**Given exercise:** Copy out every one of the following records word for word, without changing anything.

**Entries from a dataset:**

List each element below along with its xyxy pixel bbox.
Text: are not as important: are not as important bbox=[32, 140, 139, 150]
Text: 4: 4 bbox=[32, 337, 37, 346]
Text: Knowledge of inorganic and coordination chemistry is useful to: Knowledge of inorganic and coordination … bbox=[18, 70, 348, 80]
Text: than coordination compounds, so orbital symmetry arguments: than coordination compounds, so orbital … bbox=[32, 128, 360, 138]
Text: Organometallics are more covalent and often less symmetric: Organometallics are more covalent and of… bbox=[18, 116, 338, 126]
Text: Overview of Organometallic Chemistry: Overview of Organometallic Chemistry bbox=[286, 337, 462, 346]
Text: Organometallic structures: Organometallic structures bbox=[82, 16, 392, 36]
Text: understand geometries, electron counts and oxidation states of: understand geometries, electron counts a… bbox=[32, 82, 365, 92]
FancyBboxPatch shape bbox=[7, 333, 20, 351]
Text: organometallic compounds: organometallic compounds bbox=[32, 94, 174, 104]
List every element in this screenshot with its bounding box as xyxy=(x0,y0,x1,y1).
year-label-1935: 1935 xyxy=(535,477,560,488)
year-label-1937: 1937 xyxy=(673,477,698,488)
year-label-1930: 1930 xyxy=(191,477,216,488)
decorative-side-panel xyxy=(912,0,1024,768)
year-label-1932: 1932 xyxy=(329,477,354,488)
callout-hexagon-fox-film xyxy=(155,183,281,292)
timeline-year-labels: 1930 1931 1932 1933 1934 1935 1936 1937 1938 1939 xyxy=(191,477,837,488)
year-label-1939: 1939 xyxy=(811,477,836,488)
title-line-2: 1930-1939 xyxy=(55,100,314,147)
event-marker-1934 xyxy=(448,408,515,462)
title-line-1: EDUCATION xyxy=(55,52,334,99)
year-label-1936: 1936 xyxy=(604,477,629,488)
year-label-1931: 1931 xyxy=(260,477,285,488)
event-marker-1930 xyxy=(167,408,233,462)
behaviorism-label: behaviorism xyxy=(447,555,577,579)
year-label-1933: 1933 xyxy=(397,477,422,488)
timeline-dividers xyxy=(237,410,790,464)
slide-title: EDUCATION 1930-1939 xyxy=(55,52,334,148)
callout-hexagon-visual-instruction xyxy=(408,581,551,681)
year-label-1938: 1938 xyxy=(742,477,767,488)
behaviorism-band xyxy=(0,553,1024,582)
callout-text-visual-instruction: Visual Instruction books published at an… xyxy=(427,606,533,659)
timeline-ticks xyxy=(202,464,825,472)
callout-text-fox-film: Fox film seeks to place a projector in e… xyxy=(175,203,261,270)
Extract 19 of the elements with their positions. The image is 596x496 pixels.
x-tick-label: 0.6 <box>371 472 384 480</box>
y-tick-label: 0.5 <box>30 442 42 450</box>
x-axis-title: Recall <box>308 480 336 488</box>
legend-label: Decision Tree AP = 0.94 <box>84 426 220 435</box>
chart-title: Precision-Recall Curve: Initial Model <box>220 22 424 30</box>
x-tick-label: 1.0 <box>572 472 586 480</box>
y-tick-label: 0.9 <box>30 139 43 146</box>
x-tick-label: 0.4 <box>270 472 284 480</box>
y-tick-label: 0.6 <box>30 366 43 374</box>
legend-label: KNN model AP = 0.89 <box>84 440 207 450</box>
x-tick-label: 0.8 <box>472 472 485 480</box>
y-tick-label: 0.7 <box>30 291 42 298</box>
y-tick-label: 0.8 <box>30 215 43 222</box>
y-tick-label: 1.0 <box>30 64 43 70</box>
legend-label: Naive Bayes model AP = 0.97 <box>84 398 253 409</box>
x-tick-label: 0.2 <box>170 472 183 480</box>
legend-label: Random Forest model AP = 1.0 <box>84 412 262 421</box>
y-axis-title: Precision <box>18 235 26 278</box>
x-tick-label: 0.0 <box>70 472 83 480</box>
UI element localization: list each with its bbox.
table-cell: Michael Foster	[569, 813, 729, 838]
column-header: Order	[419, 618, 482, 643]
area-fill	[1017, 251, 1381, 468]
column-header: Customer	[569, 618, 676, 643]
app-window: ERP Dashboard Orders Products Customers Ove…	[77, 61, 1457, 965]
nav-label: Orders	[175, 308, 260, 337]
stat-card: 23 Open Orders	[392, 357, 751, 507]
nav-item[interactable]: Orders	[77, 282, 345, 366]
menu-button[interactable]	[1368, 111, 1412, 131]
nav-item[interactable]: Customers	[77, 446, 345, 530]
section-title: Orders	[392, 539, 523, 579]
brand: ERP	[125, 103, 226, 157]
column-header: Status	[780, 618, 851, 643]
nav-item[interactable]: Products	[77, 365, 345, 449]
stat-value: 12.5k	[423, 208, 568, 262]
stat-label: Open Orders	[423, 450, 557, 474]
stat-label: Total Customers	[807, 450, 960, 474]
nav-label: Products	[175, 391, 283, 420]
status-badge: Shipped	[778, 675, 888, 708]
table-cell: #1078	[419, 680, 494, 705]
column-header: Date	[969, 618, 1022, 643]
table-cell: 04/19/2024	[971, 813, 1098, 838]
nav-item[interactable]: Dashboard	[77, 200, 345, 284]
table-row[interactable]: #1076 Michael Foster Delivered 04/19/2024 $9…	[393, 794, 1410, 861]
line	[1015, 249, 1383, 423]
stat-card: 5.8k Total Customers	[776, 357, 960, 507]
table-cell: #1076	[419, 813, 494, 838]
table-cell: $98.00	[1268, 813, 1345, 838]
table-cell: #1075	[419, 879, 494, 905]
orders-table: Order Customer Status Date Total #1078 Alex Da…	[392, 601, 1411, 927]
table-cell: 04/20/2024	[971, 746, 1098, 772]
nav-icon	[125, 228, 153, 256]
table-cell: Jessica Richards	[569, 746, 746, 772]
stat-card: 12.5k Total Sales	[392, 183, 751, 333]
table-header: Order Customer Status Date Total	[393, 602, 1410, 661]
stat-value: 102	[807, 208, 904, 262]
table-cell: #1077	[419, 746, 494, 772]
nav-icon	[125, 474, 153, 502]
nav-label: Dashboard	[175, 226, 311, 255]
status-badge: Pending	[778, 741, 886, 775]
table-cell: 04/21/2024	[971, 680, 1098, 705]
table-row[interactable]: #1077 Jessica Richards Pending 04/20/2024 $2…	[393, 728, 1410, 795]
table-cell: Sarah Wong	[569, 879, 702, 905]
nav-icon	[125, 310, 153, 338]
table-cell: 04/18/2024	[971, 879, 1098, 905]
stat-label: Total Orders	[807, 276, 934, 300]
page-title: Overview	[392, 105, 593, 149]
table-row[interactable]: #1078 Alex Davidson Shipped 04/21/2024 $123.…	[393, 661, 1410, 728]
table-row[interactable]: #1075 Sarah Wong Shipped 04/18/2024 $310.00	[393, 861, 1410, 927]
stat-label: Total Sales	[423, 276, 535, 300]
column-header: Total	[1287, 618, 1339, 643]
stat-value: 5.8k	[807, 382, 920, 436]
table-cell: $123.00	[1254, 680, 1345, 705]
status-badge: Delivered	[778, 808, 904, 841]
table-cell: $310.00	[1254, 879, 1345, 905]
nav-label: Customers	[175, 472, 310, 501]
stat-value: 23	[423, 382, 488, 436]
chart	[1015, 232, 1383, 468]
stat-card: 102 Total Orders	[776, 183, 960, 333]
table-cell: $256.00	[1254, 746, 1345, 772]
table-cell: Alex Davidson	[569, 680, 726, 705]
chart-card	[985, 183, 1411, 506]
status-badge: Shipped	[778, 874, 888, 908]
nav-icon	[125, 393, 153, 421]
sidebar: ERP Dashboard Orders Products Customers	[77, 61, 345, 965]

**Written solution:**
List each element below along with its xyxy pixel bbox.
Text: are not as important: are not as important bbox=[32, 140, 139, 150]
Text: 4: 4 bbox=[32, 337, 37, 346]
Text: Knowledge of inorganic and coordination chemistry is useful to: Knowledge of inorganic and coordination … bbox=[18, 70, 348, 80]
Text: than coordination compounds, so orbital symmetry arguments: than coordination compounds, so orbital … bbox=[32, 128, 360, 138]
Text: Organometallics are more covalent and often less symmetric: Organometallics are more covalent and of… bbox=[18, 116, 338, 126]
Text: Overview of Organometallic Chemistry: Overview of Organometallic Chemistry bbox=[286, 337, 462, 346]
Text: Organometallic structures: Organometallic structures bbox=[82, 16, 392, 36]
Text: understand geometries, electron counts and oxidation states of: understand geometries, electron counts a… bbox=[32, 82, 365, 92]
FancyBboxPatch shape bbox=[7, 333, 20, 351]
Text: organometallic compounds: organometallic compounds bbox=[32, 94, 174, 104]
List every element in this screenshot with its bounding box as xyxy=(x0,y0,x1,y1).
year-label-1935: 1935 xyxy=(535,477,560,488)
year-label-1937: 1937 xyxy=(673,477,698,488)
year-label-1930: 1930 xyxy=(191,477,216,488)
decorative-side-panel xyxy=(912,0,1024,768)
year-label-1932: 1932 xyxy=(329,477,354,488)
callout-hexagon-fox-film xyxy=(155,183,281,292)
timeline-year-labels: 1930 1931 1932 1933 1934 1935 1936 1937 1938 1939 xyxy=(191,477,837,488)
year-label-1939: 1939 xyxy=(811,477,836,488)
title-line-2: 1930-1939 xyxy=(55,100,314,147)
event-marker-1934 xyxy=(448,408,515,462)
title-line-1: EDUCATION xyxy=(55,52,334,99)
year-label-1936: 1936 xyxy=(604,477,629,488)
year-label-1931: 1931 xyxy=(260,477,285,488)
event-marker-1930 xyxy=(167,408,233,462)
behaviorism-label: behaviorism xyxy=(447,555,577,579)
year-label-1933: 1933 xyxy=(397,477,422,488)
timeline-dividers xyxy=(237,410,790,464)
slide-title: EDUCATION 1930-1939 xyxy=(55,52,334,148)
callout-hexagon-visual-instruction xyxy=(408,581,551,681)
year-label-1938: 1938 xyxy=(742,477,767,488)
behaviorism-band xyxy=(0,553,1024,582)
callout-text-visual-instruction: Visual Instruction books published at an… xyxy=(427,606,533,659)
timeline-ticks xyxy=(202,464,825,472)
callout-text-fox-film: Fox film seeks to place a projector in e… xyxy=(175,203,261,270)
Extract 19 of the elements with their positions. The image is 596x496 pixels.
x-tick-label: 0.6 <box>371 472 384 480</box>
y-tick-label: 0.5 <box>30 442 42 450</box>
x-axis-title: Recall <box>308 480 336 488</box>
legend-label: Decision Tree AP = 0.94 <box>84 426 220 435</box>
chart-title: Precision-Recall Curve: Initial Model <box>220 22 424 30</box>
x-tick-label: 1.0 <box>572 472 586 480</box>
y-tick-label: 0.9 <box>30 139 43 146</box>
x-tick-label: 0.4 <box>270 472 284 480</box>
y-tick-label: 0.6 <box>30 366 43 374</box>
legend-label: KNN model AP = 0.89 <box>84 440 207 450</box>
x-tick-label: 0.8 <box>472 472 485 480</box>
y-tick-label: 0.7 <box>30 291 42 298</box>
y-tick-label: 0.8 <box>30 215 43 222</box>
y-tick-label: 1.0 <box>30 64 43 70</box>
legend-label: Naive Bayes model AP = 0.97 <box>84 398 253 409</box>
x-tick-label: 0.2 <box>170 472 183 480</box>
legend-label: Random Forest model AP = 1.0 <box>84 412 262 421</box>
y-axis-title: Precision <box>18 235 26 278</box>
x-tick-label: 0.0 <box>70 472 83 480</box>
UI element localization: list each with its bbox.
table-cell: Michael Foster	[569, 813, 729, 838]
column-header: Order	[419, 618, 482, 643]
area-fill	[1017, 251, 1381, 468]
column-header: Customer	[569, 618, 676, 643]
app-window: ERP Dashboard Orders Products Customers Ove…	[77, 61, 1457, 965]
nav-label: Orders	[175, 308, 260, 337]
stat-card: 23 Open Orders	[392, 357, 751, 507]
nav-item[interactable]: Orders	[77, 282, 345, 366]
menu-button[interactable]	[1368, 111, 1412, 131]
nav-item[interactable]: Customers	[77, 446, 345, 530]
section-title: Orders	[392, 539, 523, 579]
brand: ERP	[125, 103, 226, 157]
column-header: Status	[780, 618, 851, 643]
nav-item[interactable]: Products	[77, 365, 345, 449]
stat-value: 12.5k	[423, 208, 568, 262]
stat-label: Open Orders	[423, 450, 557, 474]
stat-label: Total Customers	[807, 450, 960, 474]
nav-label: Products	[175, 391, 283, 420]
status-badge: Shipped	[778, 675, 888, 708]
table-cell: #1078	[419, 680, 494, 705]
column-header: Date	[969, 618, 1022, 643]
table-cell: 04/19/2024	[971, 813, 1098, 838]
nav-item[interactable]: Dashboard	[77, 200, 345, 284]
table-row[interactable]: #1076 Michael Foster Delivered 04/19/2024 $9…	[393, 794, 1410, 861]
line	[1015, 249, 1383, 423]
stat-card: 5.8k Total Customers	[776, 357, 960, 507]
table-cell: #1076	[419, 813, 494, 838]
table-cell: $98.00	[1268, 813, 1345, 838]
table-cell: #1075	[419, 879, 494, 905]
orders-table: Order Customer Status Date Total #1078 Alex Da…	[392, 601, 1411, 927]
table-cell: 04/20/2024	[971, 746, 1098, 772]
nav-icon	[125, 228, 153, 256]
table-cell: Jessica Richards	[569, 746, 746, 772]
stat-card: 12.5k Total Sales	[392, 183, 751, 333]
table-header: Order Customer Status Date Total	[393, 602, 1410, 661]
stat-value: 102	[807, 208, 904, 262]
table-cell: #1077	[419, 746, 494, 772]
nav-icon	[125, 474, 153, 502]
nav-label: Dashboard	[175, 226, 311, 255]
status-badge: Pending	[778, 741, 886, 775]
table-cell: 04/21/2024	[971, 680, 1098, 705]
table-row[interactable]: #1077 Jessica Richards Pending 04/20/2024 $2…	[393, 728, 1410, 795]
table-cell: Sarah Wong	[569, 879, 702, 905]
nav-icon	[125, 310, 153, 338]
table-cell: 04/18/2024	[971, 879, 1098, 905]
stat-label: Total Orders	[807, 276, 934, 300]
page-title: Overview	[392, 105, 593, 149]
table-row[interactable]: #1078 Alex Davidson Shipped 04/21/2024 $123.…	[393, 661, 1410, 728]
table-row[interactable]: #1075 Sarah Wong Shipped 04/18/2024 $310.00	[393, 861, 1410, 927]
stat-label: Total Sales	[423, 276, 535, 300]
column-header: Total	[1287, 618, 1339, 643]
stat-value: 5.8k	[807, 382, 920, 436]
table-cell: $123.00	[1254, 680, 1345, 705]
status-badge: Delivered	[778, 808, 904, 841]
table-cell: $310.00	[1254, 879, 1345, 905]
nav-label: Customers	[175, 472, 310, 501]
stat-value: 23	[423, 382, 488, 436]
chart	[1015, 232, 1383, 468]
stat-card: 102 Total Orders	[776, 183, 960, 333]
table-cell: $256.00	[1254, 746, 1345, 772]
table-cell: Alex Davidson	[569, 680, 726, 705]
chart-card	[985, 183, 1411, 506]
status-badge: Shipped	[778, 874, 888, 908]
nav-icon	[125, 393, 153, 421]
sidebar: ERP Dashboard Orders Products Customers	[77, 61, 345, 965]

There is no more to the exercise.